Stored items from a collection:
══════════
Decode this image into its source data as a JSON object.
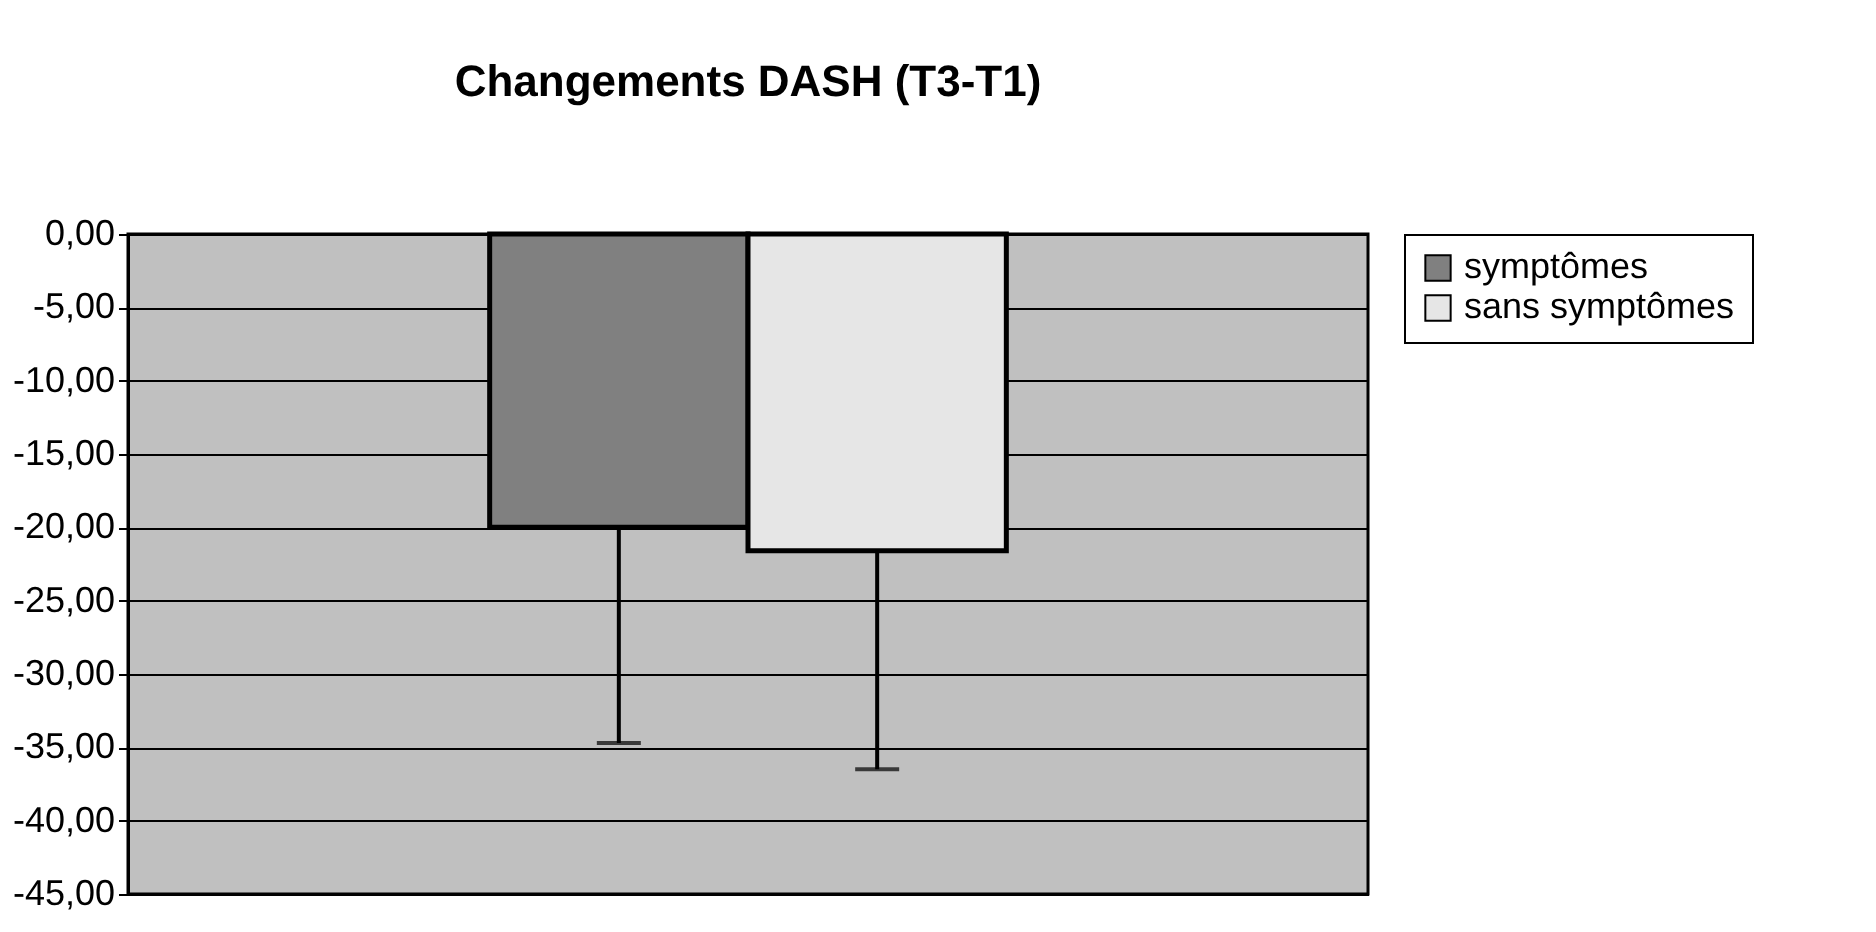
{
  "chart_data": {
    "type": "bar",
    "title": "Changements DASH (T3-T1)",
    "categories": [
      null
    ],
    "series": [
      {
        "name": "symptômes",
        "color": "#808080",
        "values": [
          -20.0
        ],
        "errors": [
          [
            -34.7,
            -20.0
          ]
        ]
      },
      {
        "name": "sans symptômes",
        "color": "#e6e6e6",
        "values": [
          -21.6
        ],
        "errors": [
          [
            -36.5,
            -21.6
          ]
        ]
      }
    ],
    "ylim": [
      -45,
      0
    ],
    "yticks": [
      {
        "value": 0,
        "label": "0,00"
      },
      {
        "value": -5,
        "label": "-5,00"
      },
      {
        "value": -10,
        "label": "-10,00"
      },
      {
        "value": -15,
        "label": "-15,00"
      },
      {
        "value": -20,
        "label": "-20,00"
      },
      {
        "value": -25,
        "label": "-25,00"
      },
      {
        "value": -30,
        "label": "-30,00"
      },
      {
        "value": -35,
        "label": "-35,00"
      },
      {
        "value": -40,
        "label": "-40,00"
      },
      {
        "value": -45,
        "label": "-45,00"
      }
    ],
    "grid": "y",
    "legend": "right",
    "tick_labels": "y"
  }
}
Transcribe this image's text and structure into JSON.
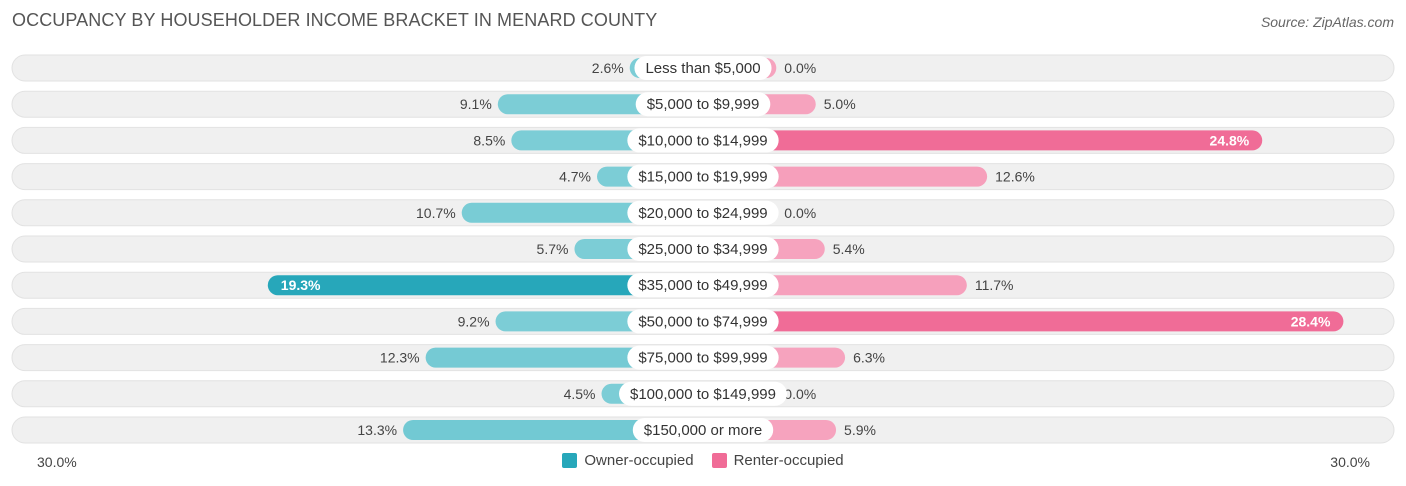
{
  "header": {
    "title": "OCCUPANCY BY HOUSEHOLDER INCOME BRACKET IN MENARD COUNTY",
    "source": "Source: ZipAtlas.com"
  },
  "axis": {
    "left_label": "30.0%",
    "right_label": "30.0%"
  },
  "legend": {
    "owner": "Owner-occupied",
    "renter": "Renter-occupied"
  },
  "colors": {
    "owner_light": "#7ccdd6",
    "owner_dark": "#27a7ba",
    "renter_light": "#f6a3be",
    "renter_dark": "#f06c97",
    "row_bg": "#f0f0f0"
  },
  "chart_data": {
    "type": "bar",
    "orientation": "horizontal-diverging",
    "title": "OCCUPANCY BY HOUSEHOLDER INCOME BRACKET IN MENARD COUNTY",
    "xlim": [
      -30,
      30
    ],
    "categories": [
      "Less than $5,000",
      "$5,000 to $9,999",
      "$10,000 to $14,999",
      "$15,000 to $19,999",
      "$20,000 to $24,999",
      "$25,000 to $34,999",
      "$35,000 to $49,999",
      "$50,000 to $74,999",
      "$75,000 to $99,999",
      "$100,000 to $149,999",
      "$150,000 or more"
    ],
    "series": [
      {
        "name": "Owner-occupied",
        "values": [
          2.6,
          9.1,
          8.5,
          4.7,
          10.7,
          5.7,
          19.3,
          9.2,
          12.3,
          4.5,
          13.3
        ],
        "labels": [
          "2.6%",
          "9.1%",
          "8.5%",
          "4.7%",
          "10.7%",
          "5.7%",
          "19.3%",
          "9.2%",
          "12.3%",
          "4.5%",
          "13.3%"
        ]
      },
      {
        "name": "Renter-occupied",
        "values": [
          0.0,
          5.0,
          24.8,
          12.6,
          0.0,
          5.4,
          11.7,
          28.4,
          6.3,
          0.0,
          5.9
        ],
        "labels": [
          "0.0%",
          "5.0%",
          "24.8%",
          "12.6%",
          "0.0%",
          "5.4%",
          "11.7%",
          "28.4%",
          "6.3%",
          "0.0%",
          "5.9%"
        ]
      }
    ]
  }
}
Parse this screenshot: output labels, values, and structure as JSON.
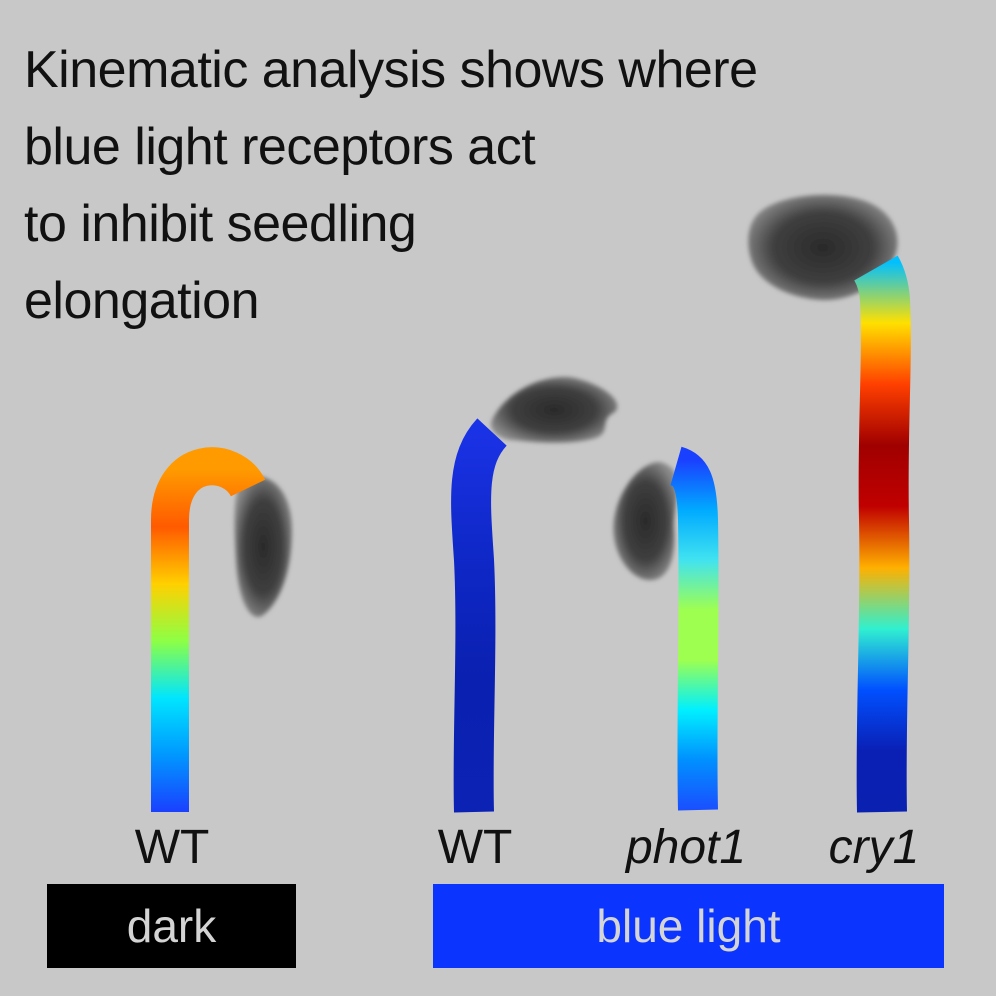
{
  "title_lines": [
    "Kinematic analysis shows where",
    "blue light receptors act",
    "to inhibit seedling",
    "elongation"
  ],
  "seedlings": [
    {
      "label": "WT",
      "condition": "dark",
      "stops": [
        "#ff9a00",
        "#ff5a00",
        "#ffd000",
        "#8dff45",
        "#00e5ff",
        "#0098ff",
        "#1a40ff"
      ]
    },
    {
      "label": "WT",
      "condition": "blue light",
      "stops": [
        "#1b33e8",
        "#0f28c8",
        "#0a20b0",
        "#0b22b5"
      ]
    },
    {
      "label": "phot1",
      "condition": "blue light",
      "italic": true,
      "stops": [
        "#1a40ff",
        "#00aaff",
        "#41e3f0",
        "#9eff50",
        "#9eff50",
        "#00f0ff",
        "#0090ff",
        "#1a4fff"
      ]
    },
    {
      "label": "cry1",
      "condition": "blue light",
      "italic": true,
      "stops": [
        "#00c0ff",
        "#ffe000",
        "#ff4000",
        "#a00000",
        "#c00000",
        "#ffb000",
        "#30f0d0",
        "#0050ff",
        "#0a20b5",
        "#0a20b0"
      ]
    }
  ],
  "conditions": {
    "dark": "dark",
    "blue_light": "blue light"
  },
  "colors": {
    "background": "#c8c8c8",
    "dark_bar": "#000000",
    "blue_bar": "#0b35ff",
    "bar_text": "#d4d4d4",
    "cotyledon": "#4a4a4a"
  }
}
══════════
Work required: Restate the full listing verbatim and drop every picture.

Task output:
Decode this image into its source data as a JSON object.
{
  "chart_data": {
    "type": "bar",
    "title": "Changements DASH (T3-T1)",
    "categories": [
      null
    ],
    "series": [
      {
        "name": "symptômes",
        "color": "#808080",
        "values": [
          -20.0
        ],
        "errors": [
          [
            -34.7,
            -20.0
          ]
        ]
      },
      {
        "name": "sans symptômes",
        "color": "#e6e6e6",
        "values": [
          -21.6
        ],
        "errors": [
          [
            -36.5,
            -21.6
          ]
        ]
      }
    ],
    "ylim": [
      -45,
      0
    ],
    "yticks": [
      {
        "value": 0,
        "label": "0,00"
      },
      {
        "value": -5,
        "label": "-5,00"
      },
      {
        "value": -10,
        "label": "-10,00"
      },
      {
        "value": -15,
        "label": "-15,00"
      },
      {
        "value": -20,
        "label": "-20,00"
      },
      {
        "value": -25,
        "label": "-25,00"
      },
      {
        "value": -30,
        "label": "-30,00"
      },
      {
        "value": -35,
        "label": "-35,00"
      },
      {
        "value": -40,
        "label": "-40,00"
      },
      {
        "value": -45,
        "label": "-45,00"
      }
    ],
    "grid": "y",
    "legend": "right",
    "tick_labels": "y"
  }
}
Transcribe this image's text and structure into JSON.
{
  "header": {
    "title": "OCCUPANCY BY HOUSEHOLDER INCOME BRACKET IN MENARD COUNTY",
    "source": "Source: ZipAtlas.com"
  },
  "axis": {
    "left_label": "30.0%",
    "right_label": "30.0%"
  },
  "legend": {
    "owner": "Owner-occupied",
    "renter": "Renter-occupied"
  },
  "colors": {
    "owner_light": "#7ccdd6",
    "owner_dark": "#27a7ba",
    "renter_light": "#f6a3be",
    "renter_dark": "#f06c97",
    "row_bg": "#f0f0f0"
  },
  "chart_data": {
    "type": "bar",
    "orientation": "horizontal-diverging",
    "title": "OCCUPANCY BY HOUSEHOLDER INCOME BRACKET IN MENARD COUNTY",
    "xlim": [
      -30,
      30
    ],
    "categories": [
      "Less than $5,000",
      "$5,000 to $9,999",
      "$10,000 to $14,999",
      "$15,000 to $19,999",
      "$20,000 to $24,999",
      "$25,000 to $34,999",
      "$35,000 to $49,999",
      "$50,000 to $74,999",
      "$75,000 to $99,999",
      "$100,000 to $149,999",
      "$150,000 or more"
    ],
    "series": [
      {
        "name": "Owner-occupied",
        "values": [
          2.6,
          9.1,
          8.5,
          4.7,
          10.7,
          5.7,
          19.3,
          9.2,
          12.3,
          4.5,
          13.3
        ],
        "labels": [
          "2.6%",
          "9.1%",
          "8.5%",
          "4.7%",
          "10.7%",
          "5.7%",
          "19.3%",
          "9.2%",
          "12.3%",
          "4.5%",
          "13.3%"
        ]
      },
      {
        "name": "Renter-occupied",
        "values": [
          0.0,
          5.0,
          24.8,
          12.6,
          0.0,
          5.4,
          11.7,
          28.4,
          6.3,
          0.0,
          5.9
        ],
        "labels": [
          "0.0%",
          "5.0%",
          "24.8%",
          "12.6%",
          "0.0%",
          "5.4%",
          "11.7%",
          "28.4%",
          "6.3%",
          "0.0%",
          "5.9%"
        ]
      }
    ]
  }
}
Parse this screenshot: output labels, values, and structure as JSON.
{
  "title_lines": [
    "Kinematic analysis shows where",
    "blue light receptors act",
    "to inhibit seedling",
    "elongation"
  ],
  "seedlings": [
    {
      "label": "WT",
      "condition": "dark",
      "stops": [
        "#ff9a00",
        "#ff5a00",
        "#ffd000",
        "#8dff45",
        "#00e5ff",
        "#0098ff",
        "#1a40ff"
      ]
    },
    {
      "label": "WT",
      "condition": "blue light",
      "stops": [
        "#1b33e8",
        "#0f28c8",
        "#0a20b0",
        "#0b22b5"
      ]
    },
    {
      "label": "phot1",
      "condition": "blue light",
      "italic": true,
      "stops": [
        "#1a40ff",
        "#00aaff",
        "#41e3f0",
        "#9eff50",
        "#9eff50",
        "#00f0ff",
        "#0090ff",
        "#1a4fff"
      ]
    },
    {
      "label": "cry1",
      "condition": "blue light",
      "italic": true,
      "stops": [
        "#00c0ff",
        "#ffe000",
        "#ff4000",
        "#a00000",
        "#c00000",
        "#ffb000",
        "#30f0d0",
        "#0050ff",
        "#0a20b5",
        "#0a20b0"
      ]
    }
  ],
  "conditions": {
    "dark": "dark",
    "blue_light": "blue light"
  },
  "colors": {
    "background": "#c8c8c8",
    "dark_bar": "#000000",
    "blue_bar": "#0b35ff",
    "bar_text": "#d4d4d4",
    "cotyledon": "#4a4a4a"
  }
}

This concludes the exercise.